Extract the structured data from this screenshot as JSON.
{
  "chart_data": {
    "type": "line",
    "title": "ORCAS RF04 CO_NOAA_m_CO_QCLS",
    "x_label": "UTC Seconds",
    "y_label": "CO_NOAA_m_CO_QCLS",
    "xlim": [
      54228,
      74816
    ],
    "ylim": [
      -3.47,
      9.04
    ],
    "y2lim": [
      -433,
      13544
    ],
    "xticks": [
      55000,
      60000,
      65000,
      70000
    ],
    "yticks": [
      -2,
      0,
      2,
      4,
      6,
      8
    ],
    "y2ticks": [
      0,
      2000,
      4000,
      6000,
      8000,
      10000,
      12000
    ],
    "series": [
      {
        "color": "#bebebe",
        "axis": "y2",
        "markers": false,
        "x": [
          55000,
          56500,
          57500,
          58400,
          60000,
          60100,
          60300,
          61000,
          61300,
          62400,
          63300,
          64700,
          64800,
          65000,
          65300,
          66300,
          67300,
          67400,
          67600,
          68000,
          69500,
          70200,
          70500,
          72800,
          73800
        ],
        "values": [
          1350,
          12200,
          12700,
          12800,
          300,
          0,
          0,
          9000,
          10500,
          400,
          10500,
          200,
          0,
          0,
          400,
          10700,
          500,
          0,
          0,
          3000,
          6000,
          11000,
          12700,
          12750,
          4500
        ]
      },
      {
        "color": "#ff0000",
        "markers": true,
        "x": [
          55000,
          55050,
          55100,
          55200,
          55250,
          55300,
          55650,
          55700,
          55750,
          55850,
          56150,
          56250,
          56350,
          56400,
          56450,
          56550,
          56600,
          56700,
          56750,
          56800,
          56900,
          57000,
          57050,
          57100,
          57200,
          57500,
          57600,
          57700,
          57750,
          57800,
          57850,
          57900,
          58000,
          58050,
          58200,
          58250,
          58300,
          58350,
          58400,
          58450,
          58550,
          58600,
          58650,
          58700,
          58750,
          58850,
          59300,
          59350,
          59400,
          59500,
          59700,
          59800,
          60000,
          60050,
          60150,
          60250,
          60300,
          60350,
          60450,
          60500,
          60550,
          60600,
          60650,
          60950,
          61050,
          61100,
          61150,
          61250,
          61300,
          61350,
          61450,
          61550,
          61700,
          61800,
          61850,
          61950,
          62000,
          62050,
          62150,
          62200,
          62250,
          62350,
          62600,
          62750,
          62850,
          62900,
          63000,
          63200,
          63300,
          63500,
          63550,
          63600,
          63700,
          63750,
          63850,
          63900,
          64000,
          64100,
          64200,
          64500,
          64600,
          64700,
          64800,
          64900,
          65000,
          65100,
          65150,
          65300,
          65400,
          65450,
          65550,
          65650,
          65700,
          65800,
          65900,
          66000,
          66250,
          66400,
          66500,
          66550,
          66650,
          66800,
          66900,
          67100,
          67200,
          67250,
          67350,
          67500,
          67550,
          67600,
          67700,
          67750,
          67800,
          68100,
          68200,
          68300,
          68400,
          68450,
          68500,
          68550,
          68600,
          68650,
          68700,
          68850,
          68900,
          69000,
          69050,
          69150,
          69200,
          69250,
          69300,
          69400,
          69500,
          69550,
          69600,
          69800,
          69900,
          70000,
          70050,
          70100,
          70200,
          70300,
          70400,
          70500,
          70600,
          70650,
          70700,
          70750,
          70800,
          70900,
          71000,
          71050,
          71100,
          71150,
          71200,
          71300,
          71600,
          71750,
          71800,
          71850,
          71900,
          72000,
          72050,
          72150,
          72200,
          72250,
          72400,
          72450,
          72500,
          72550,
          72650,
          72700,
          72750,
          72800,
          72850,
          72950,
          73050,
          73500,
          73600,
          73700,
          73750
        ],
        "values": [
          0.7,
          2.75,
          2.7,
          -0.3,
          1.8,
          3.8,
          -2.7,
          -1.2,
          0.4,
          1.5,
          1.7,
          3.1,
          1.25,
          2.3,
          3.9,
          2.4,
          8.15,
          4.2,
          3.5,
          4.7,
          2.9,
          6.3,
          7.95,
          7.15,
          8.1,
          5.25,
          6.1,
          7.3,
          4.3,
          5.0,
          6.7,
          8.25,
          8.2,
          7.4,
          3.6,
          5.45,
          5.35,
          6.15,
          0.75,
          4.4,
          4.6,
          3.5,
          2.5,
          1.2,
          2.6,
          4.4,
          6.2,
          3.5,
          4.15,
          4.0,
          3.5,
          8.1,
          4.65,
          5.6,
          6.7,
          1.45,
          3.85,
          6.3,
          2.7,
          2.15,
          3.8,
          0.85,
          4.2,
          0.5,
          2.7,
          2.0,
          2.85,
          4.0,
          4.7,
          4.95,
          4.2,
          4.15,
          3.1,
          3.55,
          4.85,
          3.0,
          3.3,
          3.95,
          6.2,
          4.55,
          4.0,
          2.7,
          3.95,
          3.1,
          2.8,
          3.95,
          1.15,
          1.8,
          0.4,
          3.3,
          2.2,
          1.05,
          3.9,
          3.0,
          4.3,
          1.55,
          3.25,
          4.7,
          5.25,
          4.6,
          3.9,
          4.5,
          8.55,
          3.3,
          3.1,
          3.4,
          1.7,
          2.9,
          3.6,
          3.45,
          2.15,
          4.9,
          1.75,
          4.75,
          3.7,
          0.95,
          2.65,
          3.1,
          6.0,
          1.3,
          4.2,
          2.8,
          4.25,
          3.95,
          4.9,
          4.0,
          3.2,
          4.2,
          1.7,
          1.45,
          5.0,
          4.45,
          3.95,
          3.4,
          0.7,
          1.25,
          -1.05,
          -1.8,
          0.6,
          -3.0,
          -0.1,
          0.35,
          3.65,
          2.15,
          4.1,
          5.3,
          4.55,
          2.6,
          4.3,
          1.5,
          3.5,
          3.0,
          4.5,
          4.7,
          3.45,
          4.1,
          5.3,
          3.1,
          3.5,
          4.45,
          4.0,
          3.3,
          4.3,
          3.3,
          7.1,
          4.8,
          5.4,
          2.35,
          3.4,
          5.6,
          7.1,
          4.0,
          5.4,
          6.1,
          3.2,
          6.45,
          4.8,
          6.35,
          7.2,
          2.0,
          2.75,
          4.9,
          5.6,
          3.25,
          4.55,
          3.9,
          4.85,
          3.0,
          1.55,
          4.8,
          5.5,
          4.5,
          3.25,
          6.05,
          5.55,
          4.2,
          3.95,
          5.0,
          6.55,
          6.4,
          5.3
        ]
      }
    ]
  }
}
-.-.-
Print the complete listing again, exactly as it stands.

### [Written response]
Extract the structured data from this screenshot as JSON.
{
  "chart_data": {
    "type": "line",
    "title": "ORCAS RF04 CO_NOAA_m_CO_QCLS",
    "x_label": "UTC Seconds",
    "y_label": "CO_NOAA_m_CO_QCLS",
    "xlim": [
      54228,
      74816
    ],
    "ylim": [
      -3.47,
      9.04
    ],
    "y2lim": [
      -433,
      13544
    ],
    "xticks": [
      55000,
      60000,
      65000,
      70000
    ],
    "yticks": [
      -2,
      0,
      2,
      4,
      6,
      8
    ],
    "y2ticks": [
      0,
      2000,
      4000,
      6000,
      8000,
      10000,
      12000
    ],
    "series": [
      {
        "color": "#bebebe",
        "axis": "y2",
        "markers": false,
        "x": [
          55000,
          56500,
          57500,
          58400,
          60000,
          60100,
          60300,
          61000,
          61300,
          62400,
          63300,
          64700,
          64800,
          65000,
          65300,
          66300,
          67300,
          67400,
          67600,
          68000,
          69500,
          70200,
          70500,
          72800,
          73800
        ],
        "values": [
          1350,
          12200,
          12700,
          12800,
          300,
          0,
          0,
          9000,
          10500,
          400,
          10500,
          200,
          0,
          0,
          400,
          10700,
          500,
          0,
          0,
          3000,
          6000,
          11000,
          12700,
          12750,
          4500
        ]
      },
      {
        "color": "#ff0000",
        "markers": true,
        "x": [
          55000,
          55050,
          55100,
          55200,
          55250,
          55300,
          55650,
          55700,
          55750,
          55850,
          56150,
          56250,
          56350,
          56400,
          56450,
          56550,
          56600,
          56700,
          56750,
          56800,
          56900,
          57000,
          57050,
          57100,
          57200,
          57500,
          57600,
          57700,
          57750,
          57800,
          57850,
          57900,
          58000,
          58050,
          58200,
          58250,
          58300,
          58350,
          58400,
          58450,
          58550,
          58600,
          58650,
          58700,
          58750,
          58850,
          59300,
          59350,
          59400,
          59500,
          59700,
          59800,
          60000,
          60050,
          60150,
          60250,
          60300,
          60350,
          60450,
          60500,
          60550,
          60600,
          60650,
          60950,
          61050,
          61100,
          61150,
          61250,
          61300,
          61350,
          61450,
          61550,
          61700,
          61800,
          61850,
          61950,
          62000,
          62050,
          62150,
          62200,
          62250,
          62350,
          62600,
          62750,
          62850,
          62900,
          63000,
          63200,
          63300,
          63500,
          63550,
          63600,
          63700,
          63750,
          63850,
          63900,
          64000,
          64100,
          64200,
          64500,
          64600,
          64700,
          64800,
          64900,
          65000,
          65100,
          65150,
          65300,
          65400,
          65450,
          65550,
          65650,
          65700,
          65800,
          65900,
          66000,
          66250,
          66400,
          66500,
          66550,
          66650,
          66800,
          66900,
          67100,
          67200,
          67250,
          67350,
          67500,
          67550,
          67600,
          67700,
          67750,
          67800,
          68100,
          68200,
          68300,
          68400,
          68450,
          68500,
          68550,
          68600,
          68650,
          68700,
          68850,
          68900,
          69000,
          69050,
          69150,
          69200,
          69250,
          69300,
          69400,
          69500,
          69550,
          69600,
          69800,
          69900,
          70000,
          70050,
          70100,
          70200,
          70300,
          70400,
          70500,
          70600,
          70650,
          70700,
          70750,
          70800,
          70900,
          71000,
          71050,
          71100,
          71150,
          71200,
          71300,
          71600,
          71750,
          71800,
          71850,
          71900,
          72000,
          72050,
          72150,
          72200,
          72250,
          72400,
          72450,
          72500,
          72550,
          72650,
          72700,
          72750,
          72800,
          72850,
          72950,
          73050,
          73500,
          73600,
          73700,
          73750
        ],
        "values": [
          0.7,
          2.75,
          2.7,
          -0.3,
          1.8,
          3.8,
          -2.7,
          -1.2,
          0.4,
          1.5,
          1.7,
          3.1,
          1.25,
          2.3,
          3.9,
          2.4,
          8.15,
          4.2,
          3.5,
          4.7,
          2.9,
          6.3,
          7.95,
          7.15,
          8.1,
          5.25,
          6.1,
          7.3,
          4.3,
          5.0,
          6.7,
          8.25,
          8.2,
          7.4,
          3.6,
          5.45,
          5.35,
          6.15,
          0.75,
          4.4,
          4.6,
          3.5,
          2.5,
          1.2,
          2.6,
          4.4,
          6.2,
          3.5,
          4.15,
          4.0,
          3.5,
          8.1,
          4.65,
          5.6,
          6.7,
          1.45,
          3.85,
          6.3,
          2.7,
          2.15,
          3.8,
          0.85,
          4.2,
          0.5,
          2.7,
          2.0,
          2.85,
          4.0,
          4.7,
          4.95,
          4.2,
          4.15,
          3.1,
          3.55,
          4.85,
          3.0,
          3.3,
          3.95,
          6.2,
          4.55,
          4.0,
          2.7,
          3.95,
          3.1,
          2.8,
          3.95,
          1.15,
          1.8,
          0.4,
          3.3,
          2.2,
          1.05,
          3.9,
          3.0,
          4.3,
          1.55,
          3.25,
          4.7,
          5.25,
          4.6,
          3.9,
          4.5,
          8.55,
          3.3,
          3.1,
          3.4,
          1.7,
          2.9,
          3.6,
          3.45,
          2.15,
          4.9,
          1.75,
          4.75,
          3.7,
          0.95,
          2.65,
          3.1,
          6.0,
          1.3,
          4.2,
          2.8,
          4.25,
          3.95,
          4.9,
          4.0,
          3.2,
          4.2,
          1.7,
          1.45,
          5.0,
          4.45,
          3.95,
          3.4,
          0.7,
          1.25,
          -1.05,
          -1.8,
          0.6,
          -3.0,
          -0.1,
          0.35,
          3.65,
          2.15,
          4.1,
          5.3,
          4.55,
          2.6,
          4.3,
          1.5,
          3.5,
          3.0,
          4.5,
          4.7,
          3.45,
          4.1,
          5.3,
          3.1,
          3.5,
          4.45,
          4.0,
          3.3,
          4.3,
          3.3,
          7.1,
          4.8,
          5.4,
          2.35,
          3.4,
          5.6,
          7.1,
          4.0,
          5.4,
          6.1,
          3.2,
          6.45,
          4.8,
          6.35,
          7.2,
          2.0,
          2.75,
          4.9,
          5.6,
          3.25,
          4.55,
          3.9,
          4.85,
          3.0,
          1.55,
          4.8,
          5.5,
          4.5,
          3.25,
          6.05,
          5.55,
          4.2,
          3.95,
          5.0,
          6.55,
          6.4,
          5.3
        ]
      }
    ]
  }
}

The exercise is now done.